_Tasks to carry out_:
**A)** According to the Peter Ackroyd case study, which books did his French master at Woodhouse Grove recommend he read?
**B)** Pick up the Peter Ackroyd case study after its last sentence and keep writing it.

_Document extract_:
_____

Robert Peter Ackroyd – Case Study

Peter Ackroyd

Peter Ackroyd, Global Strategic Advisor for the Woolmark Company

I decided to apply for the Scholarship in 1971 with a view to spending a few months in the Lille area of Northern France in early 1972. I had an O level in French and had spent every summer since 1958 on the Côte d’Azur near Monaco. I was ‘reticent’ in French and badly in need of a séjour that would require that extra effort immigrants need to survive in a foreign language. Few spoke English in Northern France, so it was in at the deep end and totally immersed as teachers say from day one, I set foot on French soil one dull January morning in 1972.

My French master at Woodhouse Grove advised me to ‘parallel’ my every day learning experience with some academic French study. It is strange how you more readily accept advice from teachers after you have left school and I will be eternally for the late John Bryant’s gems of wisdom. He suggested learning a skill in French without any reference to English and to read Maigret books by the Belgian author Georges Simenon. Several of these well-written detective novels are set in Flanders or Le Plat Pays immortalised by the songwriter Jaques Brel, another gifted Belgian.

I managed, via the textile grapevine in Bradford and Lille to find work experience at Delabart Mallet, a former cotton spinning mill in Loos, owned by the British textile conglomerate Courtaulds that had been converted to acrylic yarn manufacturing.  It was there I learned textile processing in French from scratch. Studying a subject independent of your mother tongue was some of the soundest advice I received in the early 1970s.

Through family connections, I found a room in an immense Flemish style patrician mansion in St André, just outside Lille belonging to Charles Delobeau. Charles was from a leading textile family in Valanciennes and had married Francoise, the daughter of Auguste Scalbert, Lille’s leading banker. Dinner at 159 ave Général Leclerc was always en famille in a beautiful empire style dining room in a house full of treasures from a bygone age. Conversation rather than television was the order of evening and it was here I learned first hand, as it were, of the suffering in Flanders in two World Wars and in the Franco Prussian War of the 1870s. Charles once drove me across the border to Ypres, just 15 km away in Belgium where hundreds of thousands of troops had perished in trench warfare. When I saw the Bradford Pals had fought and died there I began to understand the importance of this region for the UK. In a remarkable act of reconciliation in 1950, Robert Schuman, the French Foreign Minster and Konrad Adenauer, the West German Chancellor decided this sort of mindless nonsense should never be allowed to happen again and created the European Coal and Steel Community, the forerunner to the EU.

_____

_Data lines_:
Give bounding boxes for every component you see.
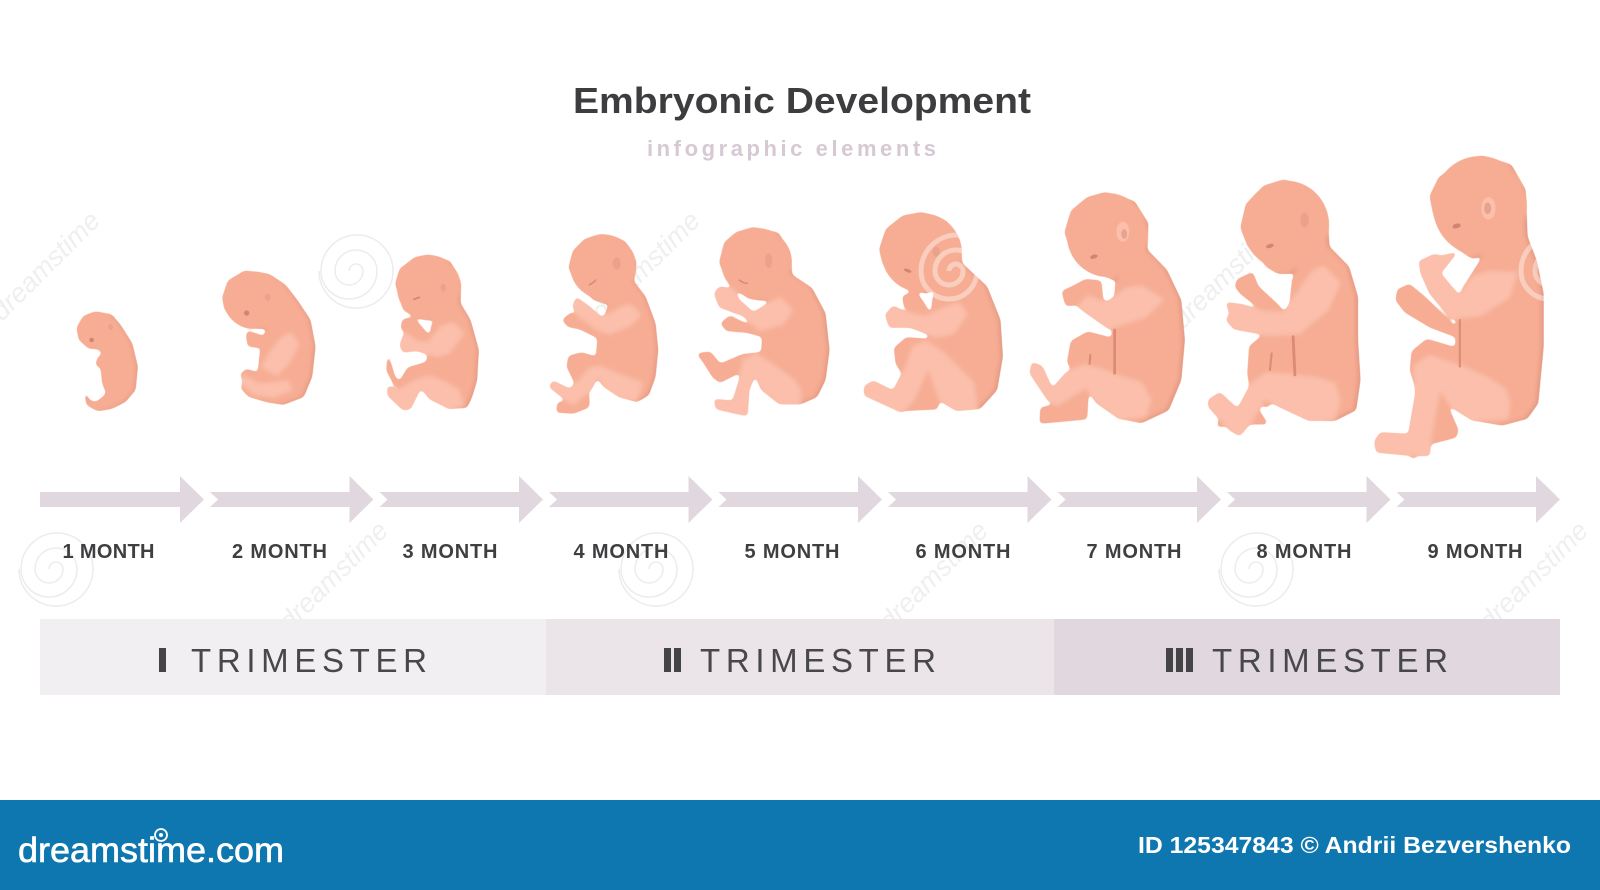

_____

_Final answers_:
**A)** Maigret books by the Belgian author Georges Simenon.

**B)**
So it was the John Speak scholarship that helped convince me of the need for European unity at a time when the UK was agonising over membership of the Common Market in the run-up to the fair referendum of 1974. Sound familiar?

Gaining a near native command of French and subsequently Italian has secured seats on boards of some of the key organisations in the global wool and trade fair industries. I rather enjoy the reputation of being a British European. More to the point, fully understanding another culture is a true joy and I gather bilingualism is excellent for the continued health of the mind.

I’m writing this piece on the Thalys as we speed towards Paris from Brussels at 220 kph on the fast tracks of the TGV in a now borderless Europe. As we cross the Somme I think of the turmoil in this region just one hundred years ago and the carnage on the battlefields where my grandfather’s generation served. We have arrived on time in the Gare du Nord and I will be at a dinner at Le Dôme in Montparnasse, just two hours and twenty minutes after leaving the Brussels office. I wonder how long it would have taken John Speak to make the same journey when he was thinking of setting up his scholarship in the 1930s.

Robert Peter Ackroyd,

17th February 2014.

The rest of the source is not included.